[Collected data entries]
..............................

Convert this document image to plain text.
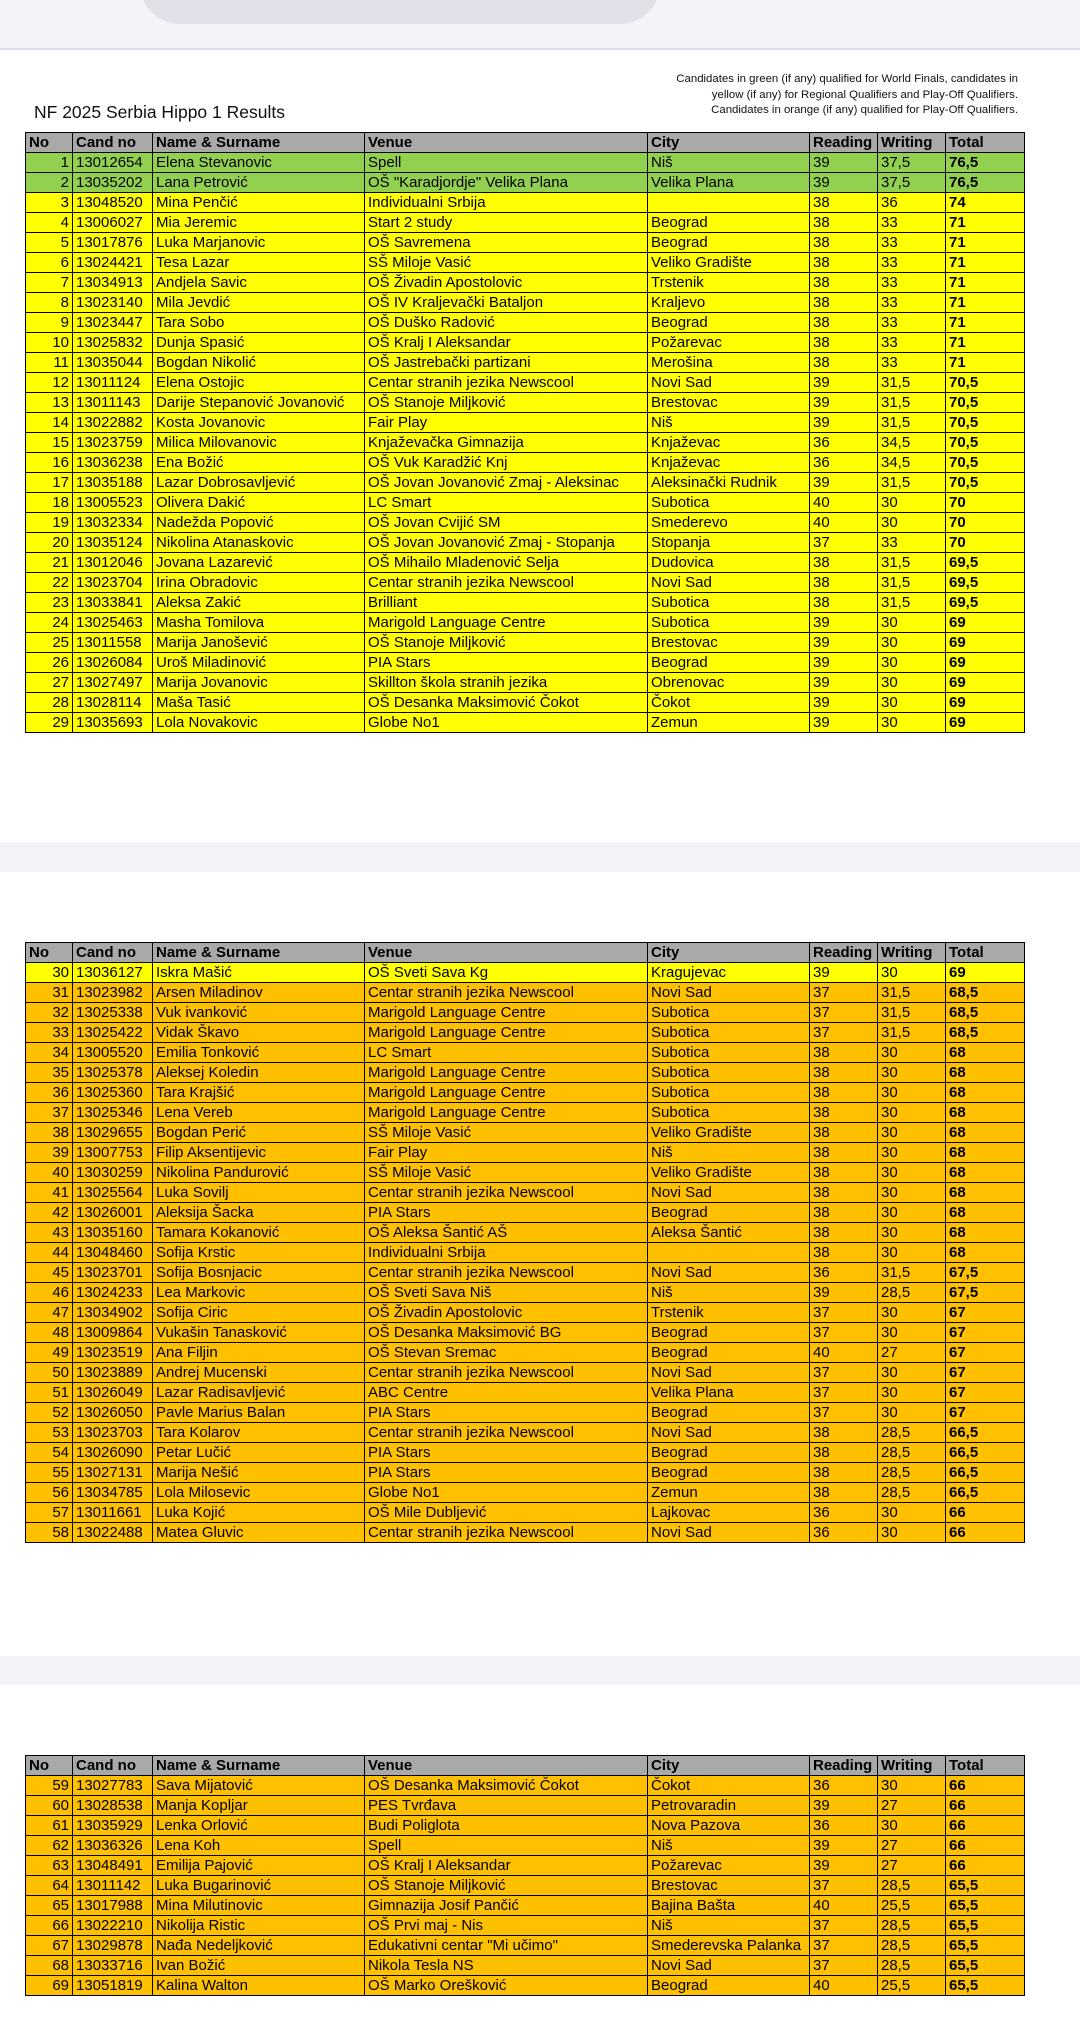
Candidates in green (if any) qualified for World Finals, candidates in
yellow (if any) for Regional Qualifiers and Play-Off Qualifiers.
Candidates in orange (if any) qualified for Play-Off Qualifiers.
NF 2025 Serbia Hippo 1 Results
No	Cand no	Name & Surname	Venue	City	Reading	Writing	Total
1	13012654	Elena Stevanovic	Spell	Niš	39	37,5	76,5
2	13035202	Lana Petrović	OŠ "Karadjordje" Velika Plana	Velika Plana	39	37,5	76,5
3	13048520	Mina Penčić	Individualni Srbija		38	36	74
4	13006027	Mia Jeremic	Start 2 study	Beograd	38	33	71
5	13017876	Luka Marjanovic	OŠ Savremena	Beograd	38	33	71
6	13024421	Tesa Lazar	SŠ Miloje Vasić	Veliko Gradište	38	33	71
7	13034913	Andjela Savic	OŠ Živadin Apostolovic	Trstenik	38	33	71
8	13023140	Mila Jevdić	OŠ IV Kraljevački Bataljon	Kraljevo	38	33	71
9	13023447	Tara Sobo	OŠ Duško Radović	Beograd	38	33	71
10	13025832	Dunja Spasić	OŠ Kralj I Aleksandar	Požarevac	38	33	71
11	13035044	Bogdan Nikolić	OŠ Jastrebački partizani	Merošina	38	33	71
12	13011124	Elena Ostojic	Centar stranih jezika Newscool	Novi Sad	39	31,5	70,5
13	13011143	Darije Stepanović Jovanović	OŠ Stanoje Miljković	Brestovac	39	31,5	70,5
14	13022882	Kosta Jovanovic	Fair Play	Niš	39	31,5	70,5
15	13023759	Milica Milovanovic	Knjaževačka Gimnazija	Knjaževac	36	34,5	70,5
16	13036238	Ena Božić	OŠ Vuk Karadžić Knj	Knjaževac	36	34,5	70,5
17	13035188	Lazar Dobrosavljević	OŠ Jovan Jovanović Zmaj - Aleksinac	Aleksinački Rudnik	39	31,5	70,5
18	13005523	Olivera Dakić	LC Smart	Subotica	40	30	70
19	13032334	Nadežda Popović	OŠ Jovan Cvijić SM	Smederevo	40	30	70
20	13035124	Nikolina Atanaskovic	OŠ Jovan Jovanović Zmaj - Stopanja	Stopanja	37	33	70
21	13012046	Jovana Lazarević	OŠ Mihailo Mladenović Selja	Dudovica	38	31,5	69,5
22	13023704	Irina Obradovic	Centar stranih jezika Newscool	Novi Sad	38	31,5	69,5
23	13033841	Aleksa Zakić	Brilliant	Subotica	38	31,5	69,5
24	13025463	Masha Tomilova	Marigold Language Centre	Subotica	39	30	69
25	13011558	Marija Janošević	OŠ Stanoje Miljković	Brestovac	39	30	69
26	13026084	Uroš Miladinović	PIA Stars	Beograd	39	30	69
27	13027497	Marija Jovanovic	Skillton škola stranih jezika	Obrenovac	39	30	69
28	13028114	Maša Tasić	OŠ Desanka Maksimović Čokot	Čokot	39	30	69
29	13035693	Lola Novakovic	Globe No1	Zemun	39	30	69
No	Cand no	Name & Surname	Venue	City	Reading	Writing	Total
30	13036127	Iskra Mašić	OŠ Sveti Sava Kg	Kragujevac	39	30	69
31	13023982	Arsen Miladinov	Centar stranih jezika Newscool	Novi Sad	37	31,5	68,5
32	13025338	Vuk ivanković	Marigold Language Centre	Subotica	37	31,5	68,5
33	13025422	Vidak Škavo	Marigold Language Centre	Subotica	37	31,5	68,5
34	13005520	Emilia Tonković	LC Smart	Subotica	38	30	68
35	13025378	Aleksej Koledin	Marigold Language Centre	Subotica	38	30	68
36	13025360	Tara Krajšić	Marigold Language Centre	Subotica	38	30	68
37	13025346	Lena Vereb	Marigold Language Centre	Subotica	38	30	68
38	13029655	Bogdan Perić	SŠ Miloje Vasić	Veliko Gradište	38	30	68
39	13007753	Filip Aksentijevic	Fair Play	Niš	38	30	68
40	13030259	Nikolina Pandurović	SŠ Miloje Vasić	Veliko Gradište	38	30	68
41	13025564	Luka Sovilj	Centar stranih jezika Newscool	Novi Sad	38	30	68
42	13026001	Aleksija Šacka	PIA Stars	Beograd	38	30	68
43	13035160	Tamara Kokanović	OŠ Aleksa Šantić AŠ	Aleksa Šantić	38	30	68
44	13048460	Sofija Krstic	Individualni Srbija		38	30	68
45	13023701	Sofija Bosnjacic	Centar stranih jezika Newscool	Novi Sad	36	31,5	67,5
46	13024233	Lea Markovic	OŠ Sveti Sava Niš	Niš	39	28,5	67,5
47	13034902	Sofija Ciric	OŠ Živadin Apostolovic	Trstenik	37	30	67
48	13009864	Vukašin Tanasković	OŠ Desanka Maksimović BG	Beograd	37	30	67
49	13023519	Ana Filjin	OŠ Stevan Sremac	Beograd	40	27	67
50	13023889	Andrej Mucenski	Centar stranih jezika Newscool	Novi Sad	37	30	67
51	13026049	Lazar Radisavljević	ABC Centre	Velika Plana	37	30	67
52	13026050	Pavle Marius Balan	PIA Stars	Beograd	37	30	67
53	13023703	Tara Kolarov	Centar stranih jezika Newscool	Novi Sad	38	28,5	66,5
54	13026090	Petar Lučić	PIA Stars	Beograd	38	28,5	66,5
55	13027131	Marija Nešić	PIA Stars	Beograd	38	28,5	66,5
56	13034785	Lola Milosevic	Globe No1	Zemun	38	28,5	66,5
57	13011661	Luka Kojić	OŠ Mile Dubljević	Lajkovac	36	30	66
58	13022488	Matea Gluvic	Centar stranih jezika Newscool	Novi Sad	36	30	66
No	Cand no	Name & Surname	Venue	City	Reading	Writing	Total
59	13027783	Sava Mijatović	OŠ Desanka Maksimović Čokot	Čokot	36	30	66
60	13028538	Manja Kopljar	PES Tvrđava	Petrovaradin	39	27	66
61	13035929	Lenka Orlović	Budi Poliglota	Nova Pazova	36	30	66
62	13036326	Lena Koh	Spell	Niš	39	27	66
63	13048491	Emilija Pajović	OŠ Kralj I Aleksandar	Požarevac	39	27	66
64	13011142	Luka Bugarinović	OŠ Stanoje Miljković	Brestovac	37	28,5	65,5
65	13017988	Mina Milutinovic	Gimnazija Josif Pančić	Bajina Bašta	40	25,5	65,5
66	13022210	Nikolija Ristic	OŠ Prvi maj - Nis	Niš	37	28,5	65,5
67	13029878	Nađa Nedeljković	Edukativni centar "Mi učimo"	Smederevska Palanka	37	28,5	65,5
68	13033716	Ivan Božić	Nikola Tesla NS	Novi Sad	37	28,5	65,5
69	13051819	Kalina Walton	OŠ Marko Orešković	Beograd	40	25,5	65,5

..............................

Exercise =>
Wherever a line in the data above holds "Individualni", copy that line.

Task result =>
3	13048520	Mina Penčić	Individualni Srbija		38	36	74
44	13048460	Sofija Krstic	Individualni Srbija		38	30	68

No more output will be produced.